Testo di lettura:
AlpinismoRubriche

Come nasce una via in Wenden, secondo Matteo Della Bordella

Calcare compatto, pareti verticali e tanto spazio ancora da esplorare. È con queste basi che nasce una via in Wenden o, meglio, è così che Matteo Della Bordella, dopo diversi anni di spedizioni all’estero, è tornato alle origini. Lì dove negli anni ha tracciato tre lunghe vie in compagnia dell’amico Fabio Palma.

“Il Wenden fin dalla prima volta in cui ci sono andato mi ha fatto innamorare delle sue pareti e delle sue vie. Ovviamente però non mi son subito trovato a mio agio. Inizialmente ho fatto una fatica boia a scalare su questa roccia e con questa chiodatura, però ho capito che si trattava di una sfida che mi interessava e su cui mi sarebbe piaciuto impegnarmi”.

 

Quando hai aperto la tua prima via?

È stata una cosa nata quasi per caso nel 2005 quando ho cosciuto Fabio Palma. Subito Fabio mi ha raccontato che stava lavorando all’apertura di una nuova via con Domenico Soldarini e mi ha chiesto se anche io volevo unirmi a loro nell’apertura e, ovviamente, gli ho detto di si. Non aspettavo altro, per me era veramente qualcosa di fantastico provare a tracciare la mia linea su queste pareti dove ovviamente fin dalla prima volta in cui ci ero andato mi ero letto tutte le guide, mi ero studiato tutte le linee. Pensare di lasciare una traccia aprendo qualcosa di nuovo era una grande prospettiva.

Come si chiama la via?

Estratti delle righe:
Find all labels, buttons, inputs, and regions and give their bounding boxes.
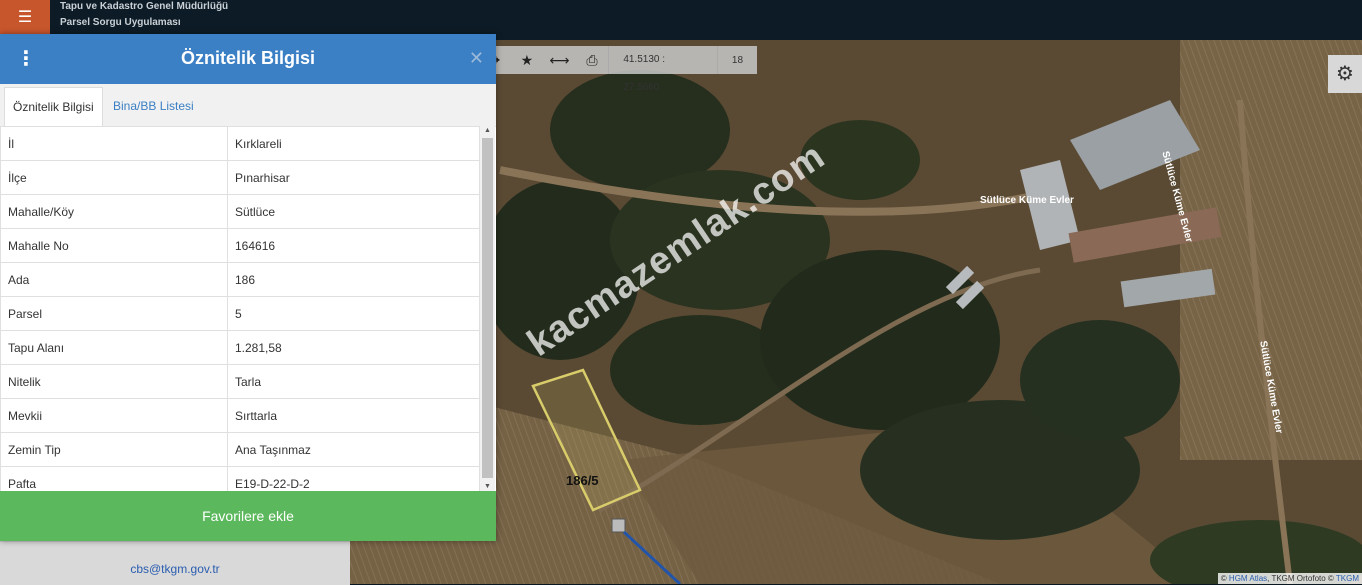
star-icon: ★ [520, 51, 534, 68]
attribute-key: Parsel [0, 296, 228, 331]
attribute-value: Sütlüce [227, 194, 480, 229]
gear-icon: ⚙ [1336, 63, 1354, 85]
attribute-value: Ana Taşınmaz [227, 432, 480, 467]
map-toolbar: ✥ ★ ⟷ ⎙ 41.5130 : 27.5660 18 [478, 46, 757, 93]
attribute-value: Tarla [227, 364, 480, 399]
copyright-mid: , TKGM Ortofoto © [1267, 574, 1336, 583]
tkgm-link[interactable]: TKGM [1336, 574, 1359, 583]
table-row: Tapu Alanı 1.281,58 [0, 330, 480, 365]
hgm-atlas-link[interactable]: HGM Atlas [1229, 574, 1267, 583]
table-row: Mahalle No 164616 [0, 228, 480, 263]
attribute-key: Nitelik [0, 364, 228, 399]
scrollbar-thumb[interactable] [482, 138, 493, 478]
attribute-value: 1.281,58 [227, 330, 480, 365]
table-row: Zemin Tip Ana Taşınmaz [0, 432, 480, 467]
table-row: Mahalle/Köy Sütlüce [0, 194, 480, 229]
favorite-tool-button[interactable]: ★ [511, 52, 544, 69]
attribute-value: Pınarhisar [227, 160, 480, 195]
zoom-level: 18 [731, 54, 744, 66]
table-row: Ada 186 [0, 262, 480, 297]
contact-email[interactable]: cbs@tkgm.gov.tr [0, 562, 350, 576]
attribute-value: 164616 [227, 228, 480, 263]
map-copyright: © HGM Atlas, TKGM Ortofoto © TKGM [1217, 573, 1362, 584]
attribute-key: İlçe [0, 160, 228, 195]
attribute-key: Pafta [0, 466, 228, 491]
attribute-value: 5 [227, 296, 480, 331]
copyright-prefix: © [1220, 574, 1229, 583]
close-icon[interactable]: ✕ [469, 48, 484, 69]
dialog-header: ⋮ Öznitelik Bilgisi ✕ [0, 34, 496, 84]
hamburger-icon: ☰ [17, 9, 33, 26]
table-row: Parsel 5 [0, 296, 480, 331]
attribute-value: 186 [227, 262, 480, 297]
tab-attributes[interactable]: Öznitelik Bilgisi [4, 87, 103, 127]
attribute-value: Kırklareli [227, 126, 480, 161]
table-row: İlçe Pınarhisar [0, 160, 480, 195]
tab-building-list[interactable]: Bina/BB Listesi [105, 87, 202, 125]
print-button[interactable]: ⎙ [576, 52, 609, 69]
settings-button[interactable]: ⚙ [1328, 55, 1362, 93]
coordinate-readout: 41.5130 : 27.5660 [608, 46, 718, 93]
attribute-value: E19-D-22-D-2 [227, 466, 480, 491]
printer-icon: ⎙ [586, 51, 598, 68]
add-favorite-button[interactable]: Favorilere ekle [0, 491, 496, 541]
table-row: İl Kırklareli [0, 126, 480, 161]
road-label: Sütlüce Küme Evler [980, 195, 1074, 206]
attribute-key: Mahalle No [0, 228, 228, 263]
scroll-down-icon[interactable]: ▼ [484, 483, 491, 490]
org-name: Tapu ve Kadastro Genel Müdürlüğü [60, 1, 229, 12]
hamburger-menu-button[interactable]: ☰ [0, 0, 50, 34]
attribute-key: Mahalle/Köy [0, 194, 228, 229]
attribute-key: Mevkii [0, 398, 228, 433]
attribute-table: İl Kırklareli İlçe Pınarhisar Mahalle/Köy Süt… [0, 126, 480, 491]
attribute-table-container[interactable]: İl Kırklareli İlçe Pınarhisar Mahalle/Köy Süt… [0, 126, 480, 491]
measure-tool-button[interactable]: ⟷ [543, 52, 576, 69]
app-title: Tapu ve Kadastro Genel Müdürlüğü Parsel … [60, 0, 228, 31]
table-row: Pafta E19-D-22-D-2 [0, 466, 480, 491]
attribute-key: Zemin Tip [0, 432, 228, 467]
parcel-label: 186/5 [566, 473, 599, 488]
sidebar-footer: cbs@tkgm.gov.tr [0, 541, 350, 585]
attribute-key: Tapu Alanı [0, 330, 228, 365]
scroll-up-icon[interactable]: ▲ [484, 127, 491, 134]
table-row: Mevkii Sırttarla [0, 398, 480, 433]
attribute-dialog: ⋮ Öznitelik Bilgisi ✕ Öznitelik Bilgisi … [0, 34, 496, 541]
attribute-value: Sırttarla [227, 398, 480, 433]
app-name: Parsel Sorgu Uygulaması [60, 17, 181, 28]
dialog-tabs: Öznitelik Bilgisi Bina/BB Listesi [0, 84, 496, 127]
attribute-key: İl [0, 126, 228, 161]
table-row: Nitelik Tarla [0, 364, 480, 399]
map-marker[interactable] [611, 518, 626, 533]
dialog-title: Öznitelik Bilgisi [180, 48, 316, 68]
measure-arrows-icon: ⟷ [549, 51, 570, 68]
attribute-key: Ada [0, 262, 228, 297]
scrollbar[interactable]: ▲ ▼ [480, 126, 495, 491]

Esercizio breve 1:
Nel testo sul Wenden, in che anno Matteo Della Bordella ha conosciuto Fabio Palma?
Esercizio breve 2:
Ricopia dal testo sul Wenden il passo che comincia con le parole "È stata una" e si chiude dopo le parole "una grande prospettiva.".
Esercizio breve 3:
Prosegui il testo sul Wenden a partire dal punto in cui si interrompe.

Risultato 1:
Nel 2005.

Risultato 2:
È stata una cosa nata quasi per caso nel 2005 quando ho cosciuto Fabio Palma. Subito Fabio mi ha raccontato che stava lavorando all’apertura di una nuova via con Domenico Soldarini e mi ha chiesto se anche io volevo unirmi a loro nell’apertura e, ovviamente, gli ho detto di si. Non aspettavo altro, per me era veramente qualcosa di fantastico provare a tracciare la mia linea su queste pareti dove ovviamente fin dalla prima volta in cui ci ero andato mi ero letto tutte le guide, mi ero studiato tutte le linee. Pensare di lasciare una traccia aprendo qualcosa di nuovo era una grande prospettiva.

Risultato 3:
Abbiamo aperto Portami via che però, alla fine, non siamo riusciti a liberare. Provandoci sono caduto in malo modo salendo il tiro chiave e mi sono fatto male alla schiena. A Liberarla sono stati, qualche mese dopo Ueli Steck e Simon Anthamatten che avevano saputo della via da Fabio.

In quegli anni Ueli era molto attivo in Wenden…

Capitava spesso di vederlo da quelle parti perché comunque sono le sue montagne di casa e si dedicava tanto all’arrampicata su roccia. In fondo è sempre stato un ottimo arrampicatore, però negli ultimi anni si è concentrato maggiormente sulla preparazione atletica in vista delle spedizioni. Tra il 2005 e il 2008 invece scalava tantissimo anche su roccia e in Wenden, tant’è che capitava spesso di incontrarsi.

È stato durante uno di questi incontri che vi ha parlato del suo progetto?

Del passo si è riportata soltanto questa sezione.